Write out each line of the listing as it stands, without the images.

Stored items from a collection
▬▬▬▬▬▬▬▬▬▬

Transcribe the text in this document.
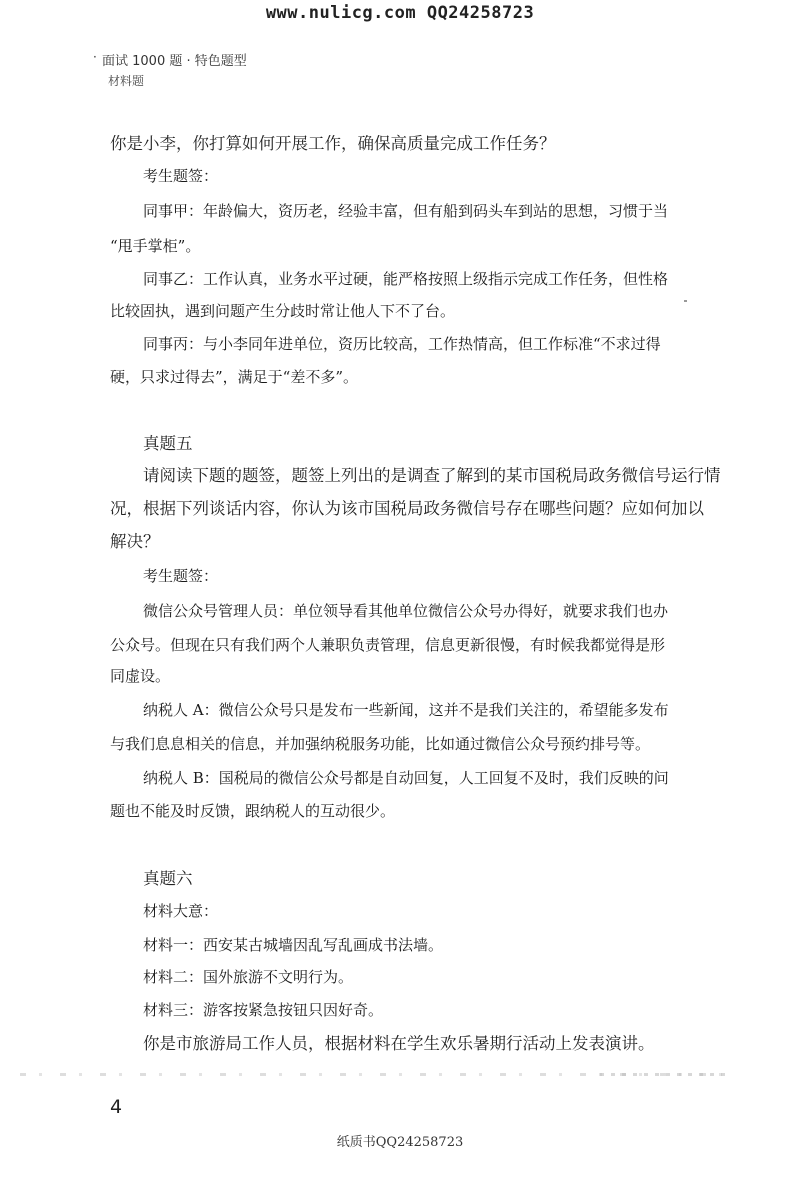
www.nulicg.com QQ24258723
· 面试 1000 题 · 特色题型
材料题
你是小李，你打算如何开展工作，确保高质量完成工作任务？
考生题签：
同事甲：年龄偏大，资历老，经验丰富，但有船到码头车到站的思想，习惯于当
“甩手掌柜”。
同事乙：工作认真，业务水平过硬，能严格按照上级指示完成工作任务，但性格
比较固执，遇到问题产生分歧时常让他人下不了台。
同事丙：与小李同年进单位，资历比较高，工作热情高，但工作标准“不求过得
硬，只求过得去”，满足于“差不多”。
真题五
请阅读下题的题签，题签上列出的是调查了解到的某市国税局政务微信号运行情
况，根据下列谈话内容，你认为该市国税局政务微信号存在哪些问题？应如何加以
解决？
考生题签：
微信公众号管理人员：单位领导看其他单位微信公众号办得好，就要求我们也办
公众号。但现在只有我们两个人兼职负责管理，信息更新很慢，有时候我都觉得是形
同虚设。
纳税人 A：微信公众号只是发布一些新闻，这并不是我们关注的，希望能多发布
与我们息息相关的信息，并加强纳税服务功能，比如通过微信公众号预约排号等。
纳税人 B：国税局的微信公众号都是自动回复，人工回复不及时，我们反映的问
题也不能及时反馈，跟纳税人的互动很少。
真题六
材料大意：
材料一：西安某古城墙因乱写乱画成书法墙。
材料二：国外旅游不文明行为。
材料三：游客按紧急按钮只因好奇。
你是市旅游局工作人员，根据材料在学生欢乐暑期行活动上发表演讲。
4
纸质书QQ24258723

▬▬▬▬▬▬▬▬▬▬

**Answer to this problem:**
Transcribe the text in this document.
www.nulicg.com QQ24258723
· 面试 1000 题 · 特色题型
材料题
你是小李，你打算如何开展工作，确保高质量完成工作任务？
考生题签：
同事甲：年龄偏大，资历老，经验丰富，但有船到码头车到站的思想，习惯于当
“甩手掌柜”。
同事乙：工作认真，业务水平过硬，能严格按照上级指示完成工作任务，但性格
比较固执，遇到问题产生分歧时常让他人下不了台。
同事丙：与小李同年进单位，资历比较高，工作热情高，但工作标准“不求过得
硬，只求过得去”，满足于“差不多”。
真题五
请阅读下题的题签，题签上列出的是调查了解到的某市国税局政务微信号运行情
况，根据下列谈话内容，你认为该市国税局政务微信号存在哪些问题？应如何加以
解决？
考生题签：
微信公众号管理人员：单位领导看其他单位微信公众号办得好，就要求我们也办
公众号。但现在只有我们两个人兼职负责管理，信息更新很慢，有时候我都觉得是形
同虚设。
纳税人 A：微信公众号只是发布一些新闻，这并不是我们关注的，希望能多发布
与我们息息相关的信息，并加强纳税服务功能，比如通过微信公众号预约排号等。
纳税人 B：国税局的微信公众号都是自动回复，人工回复不及时，我们反映的问
题也不能及时反馈，跟纳税人的互动很少。
真题六
材料大意：
材料一：西安某古城墙因乱写乱画成书法墙。
材料二：国外旅游不文明行为。
材料三：游客按紧急按钮只因好奇。
你是市旅游局工作人员，根据材料在学生欢乐暑期行活动上发表演讲。
4
纸质书QQ24258723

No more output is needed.